» EXTRAIT DU TEXTE

De certaines particularités du développement historique du marxisme

De certaines particularités du développement historique du marxisme

Lénine

23 décembre 1910

   Notre doctrine, disait Engels de lui-même et de son célèbre ami, n’est pas un dogme, mais un guide pour l’action. Cette formule classique souligne avec force et de façon saisissante cet aspect du marxisme que l’on perd de vue à tout instant.

   Dès lors, nous faisons du marxisme une chose unilatérale, difforme et morte ; nous le vidons de sa quintessence, nous sapons ses bases théoriques fondamentales –- la dialectique, la doctrine de l’évolution historique, multiforme et pleine de contradictions ; nous affaiblissons son lien avec les problèmes pratiques et précis de l’époque, susceptibles de se modifier à chaque nouveau tournant de l’histoire.

   Or, de nos jours précisément, parmi ceux qu’intéressent les destinées du marxisme en Russie, on rencontre très fréquemment des gens qui perdent de vue cet aspect du marxisme.

   Pourtant, tout le monde se rend compte qu’en ces dernières années la Russie a traversé de brusques tournants qui modifiaient avec une rapidité vraiment étonnante la situation, la situation sociale et politique qui détermine d’une manière directe et immédiate les conditions de l’action et, par conséquent, les tâches de cette action.

   Bien entendu, je ne parle pas des tâches générales et essentielles qui ne changent pas aux tournants de l’Histoire, dès l’instant que ne se modifie par le rapport fondamental des classes.

» MATÉRIEL FOURNI

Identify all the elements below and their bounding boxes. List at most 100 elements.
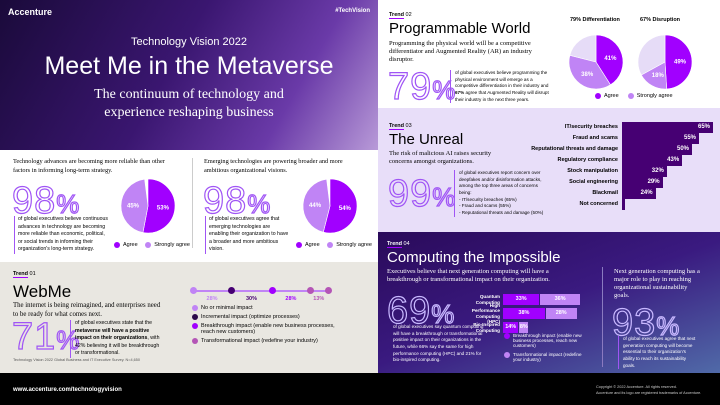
pie-label: 49%: [674, 60, 687, 66]
trend-label: Trend 03: [389, 123, 412, 130]
webme-text: of global executives state that the meta…: [70, 320, 165, 358]
unreal-title: The Unreal: [389, 131, 464, 148]
computing-bar-chart: Quantum Computing 33% 36% High Performance …: [463, 293, 603, 335]
bar-row: Regulatory compliance 43%: [518, 155, 718, 166]
pie-label: 44%: [309, 203, 322, 209]
legend-item: Breakthrough impact (enable new business…: [192, 323, 342, 335]
bar-label: Blackmail: [592, 190, 618, 196]
pie-slice: [664, 34, 693, 90]
scale-value: 13%: [313, 296, 325, 302]
legend-item: No or minimal impact: [192, 305, 342, 311]
stat1-heading: Technology advances are becoming more re…: [13, 158, 165, 174]
computing-big: 69%: [386, 290, 456, 332]
trend-label: Trend 01: [13, 271, 36, 278]
bar-label: Social engineering: [569, 179, 618, 185]
bar-label: High Performance Computing (HPC): [471, 303, 500, 324]
bar-row: Fraud and scams 55%: [518, 133, 718, 144]
concerns-bar-chart: IT/security breaches 65% Fraud and scams 55…: [518, 122, 718, 210]
legend-item: Transformational impact (redefine your i…: [192, 338, 342, 344]
bar-label: Bio-Inspired Computing: [473, 322, 500, 333]
pie-label: 38%: [581, 72, 594, 78]
differentiation-pie: 41% 38%: [568, 34, 624, 90]
page-title: Meet Me in the Metaverse: [44, 52, 334, 80]
bar-label: IT/security breaches: [564, 124, 618, 130]
bar: [622, 199, 625, 210]
pie-slice: [302, 178, 331, 233]
pie-slice: [142, 178, 176, 234]
bar-transformational: 36%: [540, 294, 580, 305]
bar: 29%: [622, 177, 663, 188]
legend-item: Breakthrough impact (enable new business…: [504, 333, 584, 348]
pie-title-differentiation: 79% Differentiation: [570, 17, 620, 23]
bar-transformational: 8%: [519, 322, 529, 333]
scale-value: 28%: [206, 296, 218, 302]
pie-slice: [569, 34, 597, 63]
divider: [192, 158, 193, 248]
stat1-big: 98%: [11, 180, 81, 222]
stat1-legend: Agree Strongly agree: [114, 242, 190, 248]
bar-breakthrough: 38%: [503, 308, 545, 319]
sustainability-heading: Next generation computing has a major ro…: [614, 268, 700, 300]
bar-transformational: 28%: [545, 308, 577, 319]
bar: 65%: [622, 122, 713, 133]
bar-row: Quantum Computing 33% 36%: [463, 293, 603, 306]
pie-label: 45%: [127, 204, 140, 210]
pie-label: 53%: [157, 205, 170, 211]
bar-breakthrough: 14%: [503, 322, 519, 333]
webme-section: Trend 01 WebMe The internet is being rei…: [0, 262, 378, 373]
stat2-heading: Emerging technologies are powering broad…: [204, 158, 343, 174]
bar: 43%: [622, 155, 683, 166]
footer-url-link[interactable]: www.accenture.com/technologyvision: [13, 387, 122, 393]
unreal-subtitle: The risk of malicious AI raises security…: [389, 150, 492, 166]
scale-value: 28%: [285, 296, 297, 302]
impact-scale: 28% 30% 28% 13%: [190, 286, 332, 306]
trend-label: Trend 02: [389, 12, 412, 19]
pie-label: 18%: [652, 73, 665, 79]
pie-slice: [568, 54, 611, 90]
scale-dot: [228, 287, 236, 294]
computing-text: of global executives say quantum computi…: [393, 324, 484, 363]
webme-subtitle: The internet is being reimagined, and en…: [13, 302, 161, 318]
bar-row: Not concerned: [518, 199, 718, 210]
bar-label: Fraud and scams: [572, 135, 618, 141]
stat2-text: of global executives agree that emerging…: [205, 216, 289, 254]
computing-title: Computing the Impossible: [387, 249, 561, 266]
bar-label: Not concerned: [579, 201, 618, 207]
webme-big: 71%: [11, 316, 81, 358]
bar: 32%: [622, 166, 667, 177]
stat2-big: 98%: [202, 180, 272, 222]
pie-slice: [120, 178, 149, 233]
legend-item: Incremental impact (optimize processes): [192, 314, 342, 320]
bar-row: Social engineering 29%: [518, 177, 718, 188]
unreal-section: Trend 03 The Unreal The risk of maliciou…: [378, 108, 720, 232]
webme-title: WebMe: [13, 282, 72, 301]
scale-dot: [324, 287, 332, 294]
pie-title-disruption: 67% Disruption: [640, 17, 681, 23]
kicker: Technology Vision 2022: [131, 36, 247, 48]
bar-breakthrough: 33%: [503, 294, 540, 305]
scale-dot: [190, 287, 197, 294]
scale-dot: [268, 287, 276, 294]
hero-banner: Accenture #TechVision Technology Vision …: [0, 0, 378, 150]
bar-label: Quantum Computing: [475, 294, 500, 305]
stat1-pie: 53% 45%: [120, 178, 176, 234]
bar-row: High Performance Computing (HPC) 38% 28%: [463, 303, 603, 324]
unreal-big: 99%: [387, 173, 457, 215]
divider: [602, 267, 603, 367]
unreal-text: of global executives report concern over…: [454, 170, 550, 217]
accenture-logo: Accenture: [8, 7, 53, 17]
computing-section: Trend 04 Computing the Impossible Execut…: [378, 232, 720, 373]
scale-value: 30%: [245, 296, 257, 302]
bar-row: Reputational threats and damage 50%: [518, 144, 718, 155]
bar: 50%: [622, 144, 692, 155]
pie-slice: [637, 34, 666, 76]
pie-label: 54%: [339, 206, 352, 212]
scale-dot: [306, 287, 314, 294]
stat2-pie: 54% 44%: [302, 178, 358, 234]
programmable-legend: Agree Strongly agree: [595, 93, 673, 99]
programmable-text: of global executives believe programming…: [450, 70, 555, 104]
bar-row: Stock manipulation 32%: [518, 166, 718, 177]
bar: 55%: [622, 133, 699, 144]
trend-label: Trend 04: [387, 241, 410, 248]
sustainability-text: of global executives agree that next gen…: [618, 336, 698, 370]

» TÂCHES À RÉALISER
- a) Recopiez fidèlement le passage de l'extrait sur le marxisme compris entre "Pourtant, tout le" et "fondamental des classes.", ces deux bornes incluses.
- b) Répondez aux questions suivantes à partir de l'extrait sur le marxisme :
(i) D'après la formule d'Engels, qu'est-ce que la doctrine n'est pas, et qu'est-elle ?
(ii) Quelles bases théoriques fondamentales du marxisme sont nommées ?
(iii) Quelle date figure en tête de l'extrait ?

» RÉPONSES
- a)
Pourtant, tout le monde se rend compte qu’en ces dernières années la Russie a traversé de brusques tournants qui modifiaient avec une rapidité vraiment étonnante la situation, la situation sociale et politique qui détermine d’une manière directe et immédiate les conditions de l’action et, par conséquent, les tâches de cette action.

   Bien entendu, je ne parle pas des tâches générales et essentielles qui ne changent pas aux tournants de l’Histoire, dès l’instant que ne se modifie par le rapport fondamental des classes.

- b)
(i) Elle n'est pas un dogme, mais un guide pour l'action.
(ii) La dialectique et la doctrine de l'évolution historique, multiforme et pleine de contradictions.
(iii) Le 23 décembre 1910.